Exercise prompt
Copy out the items from the line containing "x-tick-label: 30,00 (300, 400, 325, 409)" to the line containing "x-tick-label: 50,00 (532, 400, 558, 409)", both included, keeping every character unchanged.

--- start Listed entries ---

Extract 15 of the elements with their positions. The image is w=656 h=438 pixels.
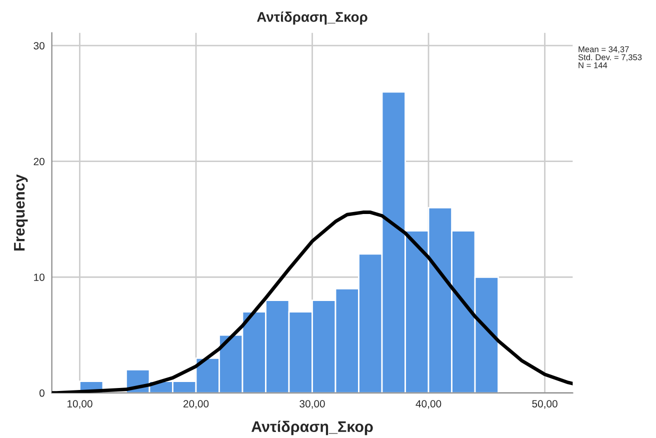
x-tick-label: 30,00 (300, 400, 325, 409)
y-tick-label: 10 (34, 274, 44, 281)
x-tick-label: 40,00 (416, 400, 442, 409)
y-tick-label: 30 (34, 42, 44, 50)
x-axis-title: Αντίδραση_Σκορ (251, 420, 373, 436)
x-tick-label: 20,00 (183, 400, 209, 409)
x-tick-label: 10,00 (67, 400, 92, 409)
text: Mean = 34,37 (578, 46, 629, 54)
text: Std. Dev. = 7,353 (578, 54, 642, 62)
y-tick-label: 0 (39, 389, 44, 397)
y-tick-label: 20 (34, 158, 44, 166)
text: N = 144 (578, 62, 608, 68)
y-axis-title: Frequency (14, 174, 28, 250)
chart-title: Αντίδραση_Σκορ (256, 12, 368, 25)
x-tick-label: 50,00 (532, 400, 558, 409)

--- end Listed entries ---
--- start Listed entries ---

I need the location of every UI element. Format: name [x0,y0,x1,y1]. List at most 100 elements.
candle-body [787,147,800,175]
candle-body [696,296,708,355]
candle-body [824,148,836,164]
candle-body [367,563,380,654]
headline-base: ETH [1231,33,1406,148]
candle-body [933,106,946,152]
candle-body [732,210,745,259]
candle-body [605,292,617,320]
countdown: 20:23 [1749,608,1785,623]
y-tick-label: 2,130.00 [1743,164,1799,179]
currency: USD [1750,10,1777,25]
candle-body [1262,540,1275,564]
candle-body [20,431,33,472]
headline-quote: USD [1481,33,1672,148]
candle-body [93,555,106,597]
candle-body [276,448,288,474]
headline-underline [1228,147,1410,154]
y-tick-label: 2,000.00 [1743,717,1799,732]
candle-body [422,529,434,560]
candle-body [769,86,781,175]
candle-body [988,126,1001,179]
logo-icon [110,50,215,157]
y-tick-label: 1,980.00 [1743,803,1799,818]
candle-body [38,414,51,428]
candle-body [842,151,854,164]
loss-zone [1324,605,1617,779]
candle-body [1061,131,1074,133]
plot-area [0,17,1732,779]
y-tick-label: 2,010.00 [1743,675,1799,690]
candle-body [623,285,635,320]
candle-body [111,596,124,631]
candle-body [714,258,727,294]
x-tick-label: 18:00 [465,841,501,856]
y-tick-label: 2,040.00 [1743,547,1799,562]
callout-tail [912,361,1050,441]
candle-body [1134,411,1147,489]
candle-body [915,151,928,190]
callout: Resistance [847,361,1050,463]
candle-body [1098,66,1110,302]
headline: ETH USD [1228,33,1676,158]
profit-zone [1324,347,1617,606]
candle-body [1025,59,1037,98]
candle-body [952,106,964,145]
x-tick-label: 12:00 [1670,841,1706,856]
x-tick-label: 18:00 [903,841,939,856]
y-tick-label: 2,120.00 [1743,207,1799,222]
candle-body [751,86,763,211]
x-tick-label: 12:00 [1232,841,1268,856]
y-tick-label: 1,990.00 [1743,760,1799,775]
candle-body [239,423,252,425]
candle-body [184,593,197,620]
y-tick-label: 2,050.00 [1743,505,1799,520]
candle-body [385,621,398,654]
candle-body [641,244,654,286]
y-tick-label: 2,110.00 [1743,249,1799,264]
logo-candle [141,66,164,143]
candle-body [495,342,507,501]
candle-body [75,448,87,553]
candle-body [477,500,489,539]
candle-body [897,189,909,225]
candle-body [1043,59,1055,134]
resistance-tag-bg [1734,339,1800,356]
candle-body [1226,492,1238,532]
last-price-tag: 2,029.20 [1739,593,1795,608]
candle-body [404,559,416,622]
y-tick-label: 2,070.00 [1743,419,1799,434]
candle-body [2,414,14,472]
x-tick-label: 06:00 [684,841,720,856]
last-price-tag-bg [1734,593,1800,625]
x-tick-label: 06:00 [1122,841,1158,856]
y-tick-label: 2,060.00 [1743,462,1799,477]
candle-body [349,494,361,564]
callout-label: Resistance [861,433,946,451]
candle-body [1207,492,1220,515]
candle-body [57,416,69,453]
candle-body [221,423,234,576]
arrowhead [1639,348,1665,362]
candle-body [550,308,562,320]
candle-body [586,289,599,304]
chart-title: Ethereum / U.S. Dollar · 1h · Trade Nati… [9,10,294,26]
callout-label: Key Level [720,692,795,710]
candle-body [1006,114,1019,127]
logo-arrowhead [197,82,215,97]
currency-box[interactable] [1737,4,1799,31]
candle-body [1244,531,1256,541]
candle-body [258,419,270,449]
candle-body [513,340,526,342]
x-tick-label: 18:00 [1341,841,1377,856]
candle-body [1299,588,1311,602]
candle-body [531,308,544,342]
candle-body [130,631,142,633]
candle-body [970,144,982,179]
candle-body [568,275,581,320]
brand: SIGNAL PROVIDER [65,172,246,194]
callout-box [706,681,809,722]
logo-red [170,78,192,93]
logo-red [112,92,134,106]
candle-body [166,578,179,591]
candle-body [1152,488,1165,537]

--- end Listed entries ---

Exercise solution
x-tick-label: 30,00 (300, 400, 325, 409)
y-tick-label: 10 (34, 274, 44, 281)
x-tick-label: 40,00 (416, 400, 442, 409)
y-tick-label: 30 (34, 42, 44, 50)
x-axis-title: Αντίδραση_Σκορ (251, 420, 373, 436)
x-tick-label: 20,00 (183, 400, 209, 409)
x-tick-label: 10,00 (67, 400, 92, 409)
text: Mean = 34,37 (578, 46, 629, 54)
text: Std. Dev. = 7,353 (578, 54, 642, 62)
y-tick-label: 0 (39, 389, 44, 397)
y-tick-label: 20 (34, 158, 44, 166)
text: N = 144 (578, 62, 608, 68)
y-axis-title: Frequency (14, 174, 28, 250)
chart-title: Αντίδραση_Σκορ (256, 12, 368, 25)
x-tick-label: 50,00 (532, 400, 558, 409)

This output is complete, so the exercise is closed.